-- Start of Data to process --
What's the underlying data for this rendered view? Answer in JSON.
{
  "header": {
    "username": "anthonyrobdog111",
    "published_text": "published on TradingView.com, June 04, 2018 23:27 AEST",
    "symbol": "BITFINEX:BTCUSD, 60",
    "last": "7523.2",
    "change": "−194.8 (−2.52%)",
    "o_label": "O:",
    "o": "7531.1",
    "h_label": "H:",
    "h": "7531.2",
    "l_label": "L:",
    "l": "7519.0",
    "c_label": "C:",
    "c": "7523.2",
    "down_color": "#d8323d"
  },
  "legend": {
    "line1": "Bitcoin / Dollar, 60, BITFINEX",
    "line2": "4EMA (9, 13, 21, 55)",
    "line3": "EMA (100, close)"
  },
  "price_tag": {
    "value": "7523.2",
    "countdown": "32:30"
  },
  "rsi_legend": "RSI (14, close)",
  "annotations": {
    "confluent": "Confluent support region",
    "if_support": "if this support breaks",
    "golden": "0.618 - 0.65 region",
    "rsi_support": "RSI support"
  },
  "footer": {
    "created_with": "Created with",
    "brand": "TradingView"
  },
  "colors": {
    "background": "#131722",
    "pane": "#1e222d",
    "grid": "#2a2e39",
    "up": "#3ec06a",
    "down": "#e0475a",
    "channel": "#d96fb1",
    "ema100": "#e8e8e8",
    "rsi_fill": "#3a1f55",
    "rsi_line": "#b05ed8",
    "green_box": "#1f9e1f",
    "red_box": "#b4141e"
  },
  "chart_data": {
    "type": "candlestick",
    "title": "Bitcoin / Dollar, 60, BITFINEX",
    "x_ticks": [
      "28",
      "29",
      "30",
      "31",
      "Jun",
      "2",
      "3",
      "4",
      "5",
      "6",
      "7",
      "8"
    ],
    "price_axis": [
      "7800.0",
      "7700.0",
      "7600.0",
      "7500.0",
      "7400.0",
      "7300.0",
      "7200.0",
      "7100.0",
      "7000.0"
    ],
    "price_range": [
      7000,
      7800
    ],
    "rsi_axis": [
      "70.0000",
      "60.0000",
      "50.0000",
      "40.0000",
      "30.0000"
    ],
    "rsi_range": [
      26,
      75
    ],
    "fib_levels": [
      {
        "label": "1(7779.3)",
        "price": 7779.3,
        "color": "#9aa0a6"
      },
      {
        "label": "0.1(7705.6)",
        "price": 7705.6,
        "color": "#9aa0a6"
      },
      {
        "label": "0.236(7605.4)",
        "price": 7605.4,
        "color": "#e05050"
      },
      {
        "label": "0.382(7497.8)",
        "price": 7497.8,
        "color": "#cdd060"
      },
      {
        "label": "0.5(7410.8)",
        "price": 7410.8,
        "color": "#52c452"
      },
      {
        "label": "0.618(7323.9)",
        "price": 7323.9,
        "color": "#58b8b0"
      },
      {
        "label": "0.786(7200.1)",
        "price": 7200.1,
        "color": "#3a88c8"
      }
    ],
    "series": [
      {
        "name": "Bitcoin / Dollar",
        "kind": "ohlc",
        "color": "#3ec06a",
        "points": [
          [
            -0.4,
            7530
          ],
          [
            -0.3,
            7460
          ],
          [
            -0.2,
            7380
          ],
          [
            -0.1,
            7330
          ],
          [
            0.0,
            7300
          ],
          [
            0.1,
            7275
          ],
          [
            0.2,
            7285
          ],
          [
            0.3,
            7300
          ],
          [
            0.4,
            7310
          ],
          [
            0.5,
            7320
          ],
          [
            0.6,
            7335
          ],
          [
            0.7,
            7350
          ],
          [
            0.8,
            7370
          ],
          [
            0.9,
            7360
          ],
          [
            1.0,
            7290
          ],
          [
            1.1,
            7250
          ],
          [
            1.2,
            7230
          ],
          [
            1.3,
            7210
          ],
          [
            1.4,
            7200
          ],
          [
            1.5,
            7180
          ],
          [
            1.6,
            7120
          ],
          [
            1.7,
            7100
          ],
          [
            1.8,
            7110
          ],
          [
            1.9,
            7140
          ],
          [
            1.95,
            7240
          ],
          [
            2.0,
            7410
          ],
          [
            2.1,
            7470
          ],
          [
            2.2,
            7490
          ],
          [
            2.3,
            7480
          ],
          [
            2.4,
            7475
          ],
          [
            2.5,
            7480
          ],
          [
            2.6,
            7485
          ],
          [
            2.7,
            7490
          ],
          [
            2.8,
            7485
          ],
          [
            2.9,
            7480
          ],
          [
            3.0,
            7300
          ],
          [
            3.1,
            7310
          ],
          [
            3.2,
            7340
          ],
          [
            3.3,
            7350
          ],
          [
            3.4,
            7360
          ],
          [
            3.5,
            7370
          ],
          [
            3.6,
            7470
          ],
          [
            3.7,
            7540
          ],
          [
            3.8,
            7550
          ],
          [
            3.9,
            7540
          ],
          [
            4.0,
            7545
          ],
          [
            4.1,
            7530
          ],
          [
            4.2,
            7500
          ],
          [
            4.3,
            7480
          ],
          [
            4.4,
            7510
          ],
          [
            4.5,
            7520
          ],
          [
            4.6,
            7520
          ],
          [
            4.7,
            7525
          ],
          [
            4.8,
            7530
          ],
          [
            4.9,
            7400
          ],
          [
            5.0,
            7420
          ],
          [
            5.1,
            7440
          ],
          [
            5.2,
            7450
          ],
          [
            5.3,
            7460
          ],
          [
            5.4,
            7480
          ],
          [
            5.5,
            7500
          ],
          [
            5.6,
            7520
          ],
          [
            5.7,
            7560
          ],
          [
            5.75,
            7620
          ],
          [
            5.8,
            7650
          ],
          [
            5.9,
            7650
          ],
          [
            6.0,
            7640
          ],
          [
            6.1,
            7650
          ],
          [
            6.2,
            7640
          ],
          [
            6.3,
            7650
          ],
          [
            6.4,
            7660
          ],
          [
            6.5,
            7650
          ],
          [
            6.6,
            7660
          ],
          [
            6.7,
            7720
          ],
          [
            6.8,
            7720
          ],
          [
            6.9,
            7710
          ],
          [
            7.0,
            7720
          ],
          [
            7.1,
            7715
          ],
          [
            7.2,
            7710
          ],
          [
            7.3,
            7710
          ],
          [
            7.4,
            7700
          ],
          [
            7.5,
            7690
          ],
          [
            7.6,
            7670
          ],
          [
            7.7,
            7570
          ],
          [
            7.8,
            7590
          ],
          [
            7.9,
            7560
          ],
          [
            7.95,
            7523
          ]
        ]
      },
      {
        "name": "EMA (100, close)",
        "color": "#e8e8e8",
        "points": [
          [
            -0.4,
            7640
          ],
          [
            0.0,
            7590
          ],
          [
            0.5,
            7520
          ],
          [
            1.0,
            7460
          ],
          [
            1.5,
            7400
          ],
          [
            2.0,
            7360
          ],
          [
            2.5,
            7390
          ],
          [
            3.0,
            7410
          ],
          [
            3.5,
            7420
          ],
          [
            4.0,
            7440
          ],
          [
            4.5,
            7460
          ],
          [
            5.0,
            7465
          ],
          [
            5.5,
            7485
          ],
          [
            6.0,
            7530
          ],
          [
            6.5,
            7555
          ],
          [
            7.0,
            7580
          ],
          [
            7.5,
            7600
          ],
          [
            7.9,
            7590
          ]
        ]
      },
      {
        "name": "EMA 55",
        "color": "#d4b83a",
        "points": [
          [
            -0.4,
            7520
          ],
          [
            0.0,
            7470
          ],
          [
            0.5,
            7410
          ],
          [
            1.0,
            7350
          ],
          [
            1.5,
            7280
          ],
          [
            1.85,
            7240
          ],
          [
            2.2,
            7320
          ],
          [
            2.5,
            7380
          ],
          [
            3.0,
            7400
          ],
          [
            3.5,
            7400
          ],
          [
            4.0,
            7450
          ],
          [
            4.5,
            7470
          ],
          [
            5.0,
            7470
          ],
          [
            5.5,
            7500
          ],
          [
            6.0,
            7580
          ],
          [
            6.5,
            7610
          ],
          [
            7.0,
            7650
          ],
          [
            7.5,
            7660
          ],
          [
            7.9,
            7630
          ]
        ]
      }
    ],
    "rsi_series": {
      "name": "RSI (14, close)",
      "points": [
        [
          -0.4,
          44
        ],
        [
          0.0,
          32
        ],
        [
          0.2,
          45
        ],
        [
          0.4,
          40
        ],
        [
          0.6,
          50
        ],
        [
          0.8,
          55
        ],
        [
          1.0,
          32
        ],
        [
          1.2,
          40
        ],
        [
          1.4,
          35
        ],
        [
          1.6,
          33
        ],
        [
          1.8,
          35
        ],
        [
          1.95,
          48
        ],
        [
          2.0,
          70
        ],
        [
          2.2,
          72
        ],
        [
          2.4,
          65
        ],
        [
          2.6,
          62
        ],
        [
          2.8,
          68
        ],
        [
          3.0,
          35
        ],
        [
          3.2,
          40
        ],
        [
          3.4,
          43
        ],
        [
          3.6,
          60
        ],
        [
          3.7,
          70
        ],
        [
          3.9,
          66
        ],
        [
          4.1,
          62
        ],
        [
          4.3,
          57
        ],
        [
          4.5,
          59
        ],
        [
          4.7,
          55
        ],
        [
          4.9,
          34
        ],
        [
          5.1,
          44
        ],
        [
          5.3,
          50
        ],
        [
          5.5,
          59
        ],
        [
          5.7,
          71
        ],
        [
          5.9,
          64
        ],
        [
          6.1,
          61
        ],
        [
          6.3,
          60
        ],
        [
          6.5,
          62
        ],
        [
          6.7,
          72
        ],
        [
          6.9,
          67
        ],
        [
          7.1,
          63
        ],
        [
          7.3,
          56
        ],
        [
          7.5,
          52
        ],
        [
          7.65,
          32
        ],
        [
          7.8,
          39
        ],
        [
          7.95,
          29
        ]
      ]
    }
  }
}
-- End of Data to process --
Report only how many lines in the entries contain "BITFINEX".

3